(Collected data entries)
•••

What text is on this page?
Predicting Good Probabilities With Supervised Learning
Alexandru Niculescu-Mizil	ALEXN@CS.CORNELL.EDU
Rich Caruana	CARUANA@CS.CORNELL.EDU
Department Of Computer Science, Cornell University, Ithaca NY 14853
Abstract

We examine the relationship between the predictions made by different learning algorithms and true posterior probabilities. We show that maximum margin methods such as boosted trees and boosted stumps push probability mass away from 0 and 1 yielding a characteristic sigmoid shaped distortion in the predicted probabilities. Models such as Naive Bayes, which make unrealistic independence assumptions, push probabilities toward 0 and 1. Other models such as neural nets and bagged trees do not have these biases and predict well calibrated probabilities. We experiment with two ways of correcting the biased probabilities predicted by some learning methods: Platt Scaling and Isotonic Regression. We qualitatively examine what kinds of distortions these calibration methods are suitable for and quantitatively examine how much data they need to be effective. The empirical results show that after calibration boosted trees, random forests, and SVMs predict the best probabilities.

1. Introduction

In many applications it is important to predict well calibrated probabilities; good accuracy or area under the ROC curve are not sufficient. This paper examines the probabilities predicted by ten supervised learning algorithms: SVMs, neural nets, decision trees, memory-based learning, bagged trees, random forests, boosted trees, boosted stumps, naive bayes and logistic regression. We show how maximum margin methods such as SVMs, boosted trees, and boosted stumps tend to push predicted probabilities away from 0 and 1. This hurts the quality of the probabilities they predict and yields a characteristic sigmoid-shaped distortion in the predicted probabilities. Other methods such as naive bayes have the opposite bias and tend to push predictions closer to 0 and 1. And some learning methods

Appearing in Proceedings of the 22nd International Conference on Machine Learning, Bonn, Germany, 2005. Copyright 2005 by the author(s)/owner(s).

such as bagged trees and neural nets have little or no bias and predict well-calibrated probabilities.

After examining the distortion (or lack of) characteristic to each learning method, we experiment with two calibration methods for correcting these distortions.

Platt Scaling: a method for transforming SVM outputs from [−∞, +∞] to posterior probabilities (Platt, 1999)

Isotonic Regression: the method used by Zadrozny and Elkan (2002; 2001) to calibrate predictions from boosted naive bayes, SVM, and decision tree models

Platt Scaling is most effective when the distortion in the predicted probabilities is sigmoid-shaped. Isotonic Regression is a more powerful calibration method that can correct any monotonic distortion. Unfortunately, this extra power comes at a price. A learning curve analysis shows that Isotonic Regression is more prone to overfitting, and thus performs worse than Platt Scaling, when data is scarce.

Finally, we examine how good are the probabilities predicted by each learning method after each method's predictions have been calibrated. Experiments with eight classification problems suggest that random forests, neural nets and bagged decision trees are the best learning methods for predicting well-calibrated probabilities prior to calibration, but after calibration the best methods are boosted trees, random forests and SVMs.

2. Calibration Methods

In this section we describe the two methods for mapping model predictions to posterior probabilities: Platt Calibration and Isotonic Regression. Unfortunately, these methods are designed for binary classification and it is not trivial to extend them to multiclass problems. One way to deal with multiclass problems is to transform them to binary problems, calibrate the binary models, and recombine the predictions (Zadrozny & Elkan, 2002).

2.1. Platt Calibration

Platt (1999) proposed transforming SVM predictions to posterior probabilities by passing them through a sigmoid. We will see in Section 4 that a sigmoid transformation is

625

•••

* Exercise: Write the material out again word for word.

* Written response:
What text is on this page?
Predicting Good Probabilities With Supervised Learning
Alexandru Niculescu-Mizil	ALEXN@CS.CORNELL.EDU
Rich Caruana	CARUANA@CS.CORNELL.EDU
Department Of Computer Science, Cornell University, Ithaca NY 14853
Abstract

We examine the relationship between the predictions made by different learning algorithms and true posterior probabilities. We show that maximum margin methods such as boosted trees and boosted stumps push probability mass away from 0 and 1 yielding a characteristic sigmoid shaped distortion in the predicted probabilities. Models such as Naive Bayes, which make unrealistic independence assumptions, push probabilities toward 0 and 1. Other models such as neural nets and bagged trees do not have these biases and predict well calibrated probabilities. We experiment with two ways of correcting the biased probabilities predicted by some learning methods: Platt Scaling and Isotonic Regression. We qualitatively examine what kinds of distortions these calibration methods are suitable for and quantitatively examine how much data they need to be effective. The empirical results show that after calibration boosted trees, random forests, and SVMs predict the best probabilities.

1. Introduction

In many applications it is important to predict well calibrated probabilities; good accuracy or area under the ROC curve are not sufficient. This paper examines the probabilities predicted by ten supervised learning algorithms: SVMs, neural nets, decision trees, memory-based learning, bagged trees, random forests, boosted trees, boosted stumps, naive bayes and logistic regression. We show how maximum margin methods such as SVMs, boosted trees, and boosted stumps tend to push predicted probabilities away from 0 and 1. This hurts the quality of the probabilities they predict and yields a characteristic sigmoid-shaped distortion in the predicted probabilities. Other methods such as naive bayes have the opposite bias and tend to push predictions closer to 0 and 1. And some learning methods

Appearing in Proceedings of the 22nd International Conference on Machine Learning, Bonn, Germany, 2005. Copyright 2005 by the author(s)/owner(s).

such as bagged trees and neural nets have little or no bias and predict well-calibrated probabilities.

After examining the distortion (or lack of) characteristic to each learning method, we experiment with two calibration methods for correcting these distortions.

Platt Scaling: a method for transforming SVM outputs from [−∞, +∞] to posterior probabilities (Platt, 1999)

Isotonic Regression: the method used by Zadrozny and Elkan (2002; 2001) to calibrate predictions from boosted naive bayes, SVM, and decision tree models

Platt Scaling is most effective when the distortion in the predicted probabilities is sigmoid-shaped. Isotonic Regression is a more powerful calibration method that can correct any monotonic distortion. Unfortunately, this extra power comes at a price. A learning curve analysis shows that Isotonic Regression is more prone to overfitting, and thus performs worse than Platt Scaling, when data is scarce.

Finally, we examine how good are the probabilities predicted by each learning method after each method's predictions have been calibrated. Experiments with eight classification problems suggest that random forests, neural nets and bagged decision trees are the best learning methods for predicting well-calibrated probabilities prior to calibration, but after calibration the best methods are boosted trees, random forests and SVMs.

2. Calibration Methods

In this section we describe the two methods for mapping model predictions to posterior probabilities: Platt Calibration and Isotonic Regression. Unfortunately, these methods are designed for binary classification and it is not trivial to extend them to multiclass problems. One way to deal with multiclass problems is to transform them to binary problems, calibrate the binary models, and recombine the predictions (Zadrozny & Elkan, 2002).

2.1. Platt Calibration

Platt (1999) proposed transforming SVM predictions to posterior probabilities by passing them through a sigmoid. We will see in Section 4 that a sigmoid transformation is

625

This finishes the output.